→ **Task statement**: All of the records below should be output exactly.

→ **Task inputs**:
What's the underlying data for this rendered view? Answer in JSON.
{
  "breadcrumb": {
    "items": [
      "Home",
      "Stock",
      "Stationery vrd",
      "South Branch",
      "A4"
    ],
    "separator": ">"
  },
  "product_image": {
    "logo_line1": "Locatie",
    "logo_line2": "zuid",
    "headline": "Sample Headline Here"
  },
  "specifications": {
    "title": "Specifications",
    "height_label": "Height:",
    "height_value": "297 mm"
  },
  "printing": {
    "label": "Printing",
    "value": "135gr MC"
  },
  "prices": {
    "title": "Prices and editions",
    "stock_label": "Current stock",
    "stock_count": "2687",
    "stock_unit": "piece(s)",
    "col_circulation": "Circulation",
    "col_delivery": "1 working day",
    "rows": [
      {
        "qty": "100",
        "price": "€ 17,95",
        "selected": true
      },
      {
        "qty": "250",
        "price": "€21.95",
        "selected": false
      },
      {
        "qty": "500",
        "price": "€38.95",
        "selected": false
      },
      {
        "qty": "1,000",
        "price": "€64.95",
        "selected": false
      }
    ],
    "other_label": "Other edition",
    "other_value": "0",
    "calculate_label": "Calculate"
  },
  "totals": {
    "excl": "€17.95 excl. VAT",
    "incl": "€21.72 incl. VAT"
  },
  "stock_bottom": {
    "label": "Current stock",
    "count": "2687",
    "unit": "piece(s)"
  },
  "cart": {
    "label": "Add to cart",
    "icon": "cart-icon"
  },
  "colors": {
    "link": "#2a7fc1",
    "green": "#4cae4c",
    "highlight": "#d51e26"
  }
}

→ **Written solution**:
What's the underlying data for this rendered view? Answer in JSON.
{
  "breadcrumb": {
    "items": [
      "Home",
      "Stock",
      "Stationery vrd",
      "South Branch",
      "A4"
    ],
    "separator": ">"
  },
  "product_image": {
    "logo_line1": "Locatie",
    "logo_line2": "zuid",
    "headline": "Sample Headline Here"
  },
  "specifications": {
    "title": "Specifications",
    "height_label": "Height:",
    "height_value": "297 mm"
  },
  "printing": {
    "label": "Printing",
    "value": "135gr MC"
  },
  "prices": {
    "title": "Prices and editions",
    "stock_label": "Current stock",
    "stock_count": "2687",
    "stock_unit": "piece(s)",
    "col_circulation": "Circulation",
    "col_delivery": "1 working day",
    "rows": [
      {
        "qty": "100",
        "price": "€ 17,95",
        "selected": true
      },
      {
        "qty": "250",
        "price": "€21.95",
        "selected": false
      },
      {
        "qty": "500",
        "price": "€38.95",
        "selected": false
      },
      {
        "qty": "1,000",
        "price": "€64.95",
        "selected": false
      }
    ],
    "other_label": "Other edition",
    "other_value": "0",
    "calculate_label": "Calculate"
  },
  "totals": {
    "excl": "€17.95 excl. VAT",
    "incl": "€21.72 incl. VAT"
  },
  "stock_bottom": {
    "label": "Current stock",
    "count": "2687",
    "unit": "piece(s)"
  },
  "cart": {
    "label": "Add to cart",
    "icon": "cart-icon"
  },
  "colors": {
    "link": "#2a7fc1",
    "green": "#4cae4c",
    "highlight": "#d51e26"
  }
}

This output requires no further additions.